» **Work required**
Reproduce every entry exactly as shown.
-- BEGIN --
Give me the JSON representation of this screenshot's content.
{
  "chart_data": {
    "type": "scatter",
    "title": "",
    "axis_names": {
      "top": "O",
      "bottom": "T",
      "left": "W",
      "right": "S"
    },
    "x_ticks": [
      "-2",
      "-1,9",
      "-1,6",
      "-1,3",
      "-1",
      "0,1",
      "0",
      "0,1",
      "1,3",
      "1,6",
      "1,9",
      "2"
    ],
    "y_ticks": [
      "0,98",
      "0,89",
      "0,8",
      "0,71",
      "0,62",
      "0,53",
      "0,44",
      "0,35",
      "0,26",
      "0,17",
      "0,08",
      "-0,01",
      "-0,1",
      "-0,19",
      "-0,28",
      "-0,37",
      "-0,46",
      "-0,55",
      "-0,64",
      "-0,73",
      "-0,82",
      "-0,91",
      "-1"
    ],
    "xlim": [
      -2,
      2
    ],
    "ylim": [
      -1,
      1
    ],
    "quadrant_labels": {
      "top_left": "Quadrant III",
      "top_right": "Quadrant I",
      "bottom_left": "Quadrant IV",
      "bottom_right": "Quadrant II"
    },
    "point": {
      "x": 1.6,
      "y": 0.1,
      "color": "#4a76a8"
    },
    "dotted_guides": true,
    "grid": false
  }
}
-- END --
» **Response to the exercise**
Give me the JSON representation of this screenshot's content.
{
  "chart_data": {
    "type": "scatter",
    "title": "",
    "axis_names": {
      "top": "O",
      "bottom": "T",
      "left": "W",
      "right": "S"
    },
    "x_ticks": [
      "-2",
      "-1,9",
      "-1,6",
      "-1,3",
      "-1",
      "0,1",
      "0",
      "0,1",
      "1,3",
      "1,6",
      "1,9",
      "2"
    ],
    "y_ticks": [
      "0,98",
      "0,89",
      "0,8",
      "0,71",
      "0,62",
      "0,53",
      "0,44",
      "0,35",
      "0,26",
      "0,17",
      "0,08",
      "-0,01",
      "-0,1",
      "-0,19",
      "-0,28",
      "-0,37",
      "-0,46",
      "-0,55",
      "-0,64",
      "-0,73",
      "-0,82",
      "-0,91",
      "-1"
    ],
    "xlim": [
      -2,
      2
    ],
    "ylim": [
      -1,
      1
    ],
    "quadrant_labels": {
      "top_left": "Quadrant III",
      "top_right": "Quadrant I",
      "bottom_left": "Quadrant IV",
      "bottom_right": "Quadrant II"
    },
    "point": {
      "x": 1.6,
      "y": 0.1,
      "color": "#4a76a8"
    },
    "dotted_guides": true,
    "grid": false
  }
}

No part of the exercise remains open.